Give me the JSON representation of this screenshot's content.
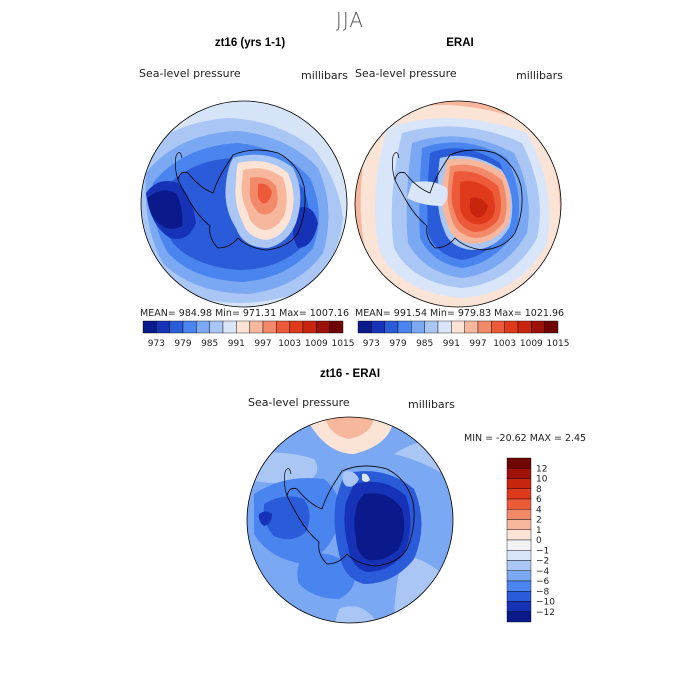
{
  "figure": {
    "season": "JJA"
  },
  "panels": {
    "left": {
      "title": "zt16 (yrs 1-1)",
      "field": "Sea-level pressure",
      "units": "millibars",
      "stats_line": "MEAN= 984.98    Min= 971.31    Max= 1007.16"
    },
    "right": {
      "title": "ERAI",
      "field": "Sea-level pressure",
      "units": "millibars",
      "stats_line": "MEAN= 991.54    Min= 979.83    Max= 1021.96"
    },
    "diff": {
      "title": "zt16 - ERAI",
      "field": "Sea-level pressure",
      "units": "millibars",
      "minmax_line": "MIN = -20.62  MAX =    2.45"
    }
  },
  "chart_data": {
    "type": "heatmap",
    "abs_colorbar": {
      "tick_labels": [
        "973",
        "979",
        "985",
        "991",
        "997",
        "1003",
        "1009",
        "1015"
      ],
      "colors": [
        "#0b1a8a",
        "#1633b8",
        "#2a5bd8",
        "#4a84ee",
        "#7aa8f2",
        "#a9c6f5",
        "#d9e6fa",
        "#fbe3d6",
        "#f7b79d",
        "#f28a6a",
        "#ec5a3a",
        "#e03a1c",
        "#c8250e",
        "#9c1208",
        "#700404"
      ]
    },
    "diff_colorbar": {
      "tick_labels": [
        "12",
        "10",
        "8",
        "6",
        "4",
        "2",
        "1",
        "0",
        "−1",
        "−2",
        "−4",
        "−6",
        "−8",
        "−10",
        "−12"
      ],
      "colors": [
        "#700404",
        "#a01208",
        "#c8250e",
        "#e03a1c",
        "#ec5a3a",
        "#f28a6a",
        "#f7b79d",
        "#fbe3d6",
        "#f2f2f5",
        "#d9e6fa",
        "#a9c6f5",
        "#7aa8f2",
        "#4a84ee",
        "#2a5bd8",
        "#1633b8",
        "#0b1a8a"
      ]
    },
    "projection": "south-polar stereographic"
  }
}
****************************************
- REQUIRED TASK
All records above are to be printed exactly, minus the pictures they contain.

- REPLY TO THE EXERCISE
Give me the JSON representation of this screenshot's content.
{
  "figure": {
    "season": "JJA"
  },
  "panels": {
    "left": {
      "title": "zt16 (yrs 1-1)",
      "field": "Sea-level pressure",
      "units": "millibars",
      "stats_line": "MEAN= 984.98    Min= 971.31    Max= 1007.16"
    },
    "right": {
      "title": "ERAI",
      "field": "Sea-level pressure",
      "units": "millibars",
      "stats_line": "MEAN= 991.54    Min= 979.83    Max= 1021.96"
    },
    "diff": {
      "title": "zt16 - ERAI",
      "field": "Sea-level pressure",
      "units": "millibars",
      "minmax_line": "MIN = -20.62  MAX =    2.45"
    }
  },
  "chart_data": {
    "type": "heatmap",
    "abs_colorbar": {
      "tick_labels": [
        "973",
        "979",
        "985",
        "991",
        "997",
        "1003",
        "1009",
        "1015"
      ],
      "colors": [
        "#0b1a8a",
        "#1633b8",
        "#2a5bd8",
        "#4a84ee",
        "#7aa8f2",
        "#a9c6f5",
        "#d9e6fa",
        "#fbe3d6",
        "#f7b79d",
        "#f28a6a",
        "#ec5a3a",
        "#e03a1c",
        "#c8250e",
        "#9c1208",
        "#700404"
      ]
    },
    "diff_colorbar": {
      "tick_labels": [
        "12",
        "10",
        "8",
        "6",
        "4",
        "2",
        "1",
        "0",
        "−1",
        "−2",
        "−4",
        "−6",
        "−8",
        "−10",
        "−12"
      ],
      "colors": [
        "#700404",
        "#a01208",
        "#c8250e",
        "#e03a1c",
        "#ec5a3a",
        "#f28a6a",
        "#f7b79d",
        "#fbe3d6",
        "#f2f2f5",
        "#d9e6fa",
        "#a9c6f5",
        "#7aa8f2",
        "#4a84ee",
        "#2a5bd8",
        "#1633b8",
        "#0b1a8a"
      ]
    },
    "projection": "south-polar stereographic"
  }
}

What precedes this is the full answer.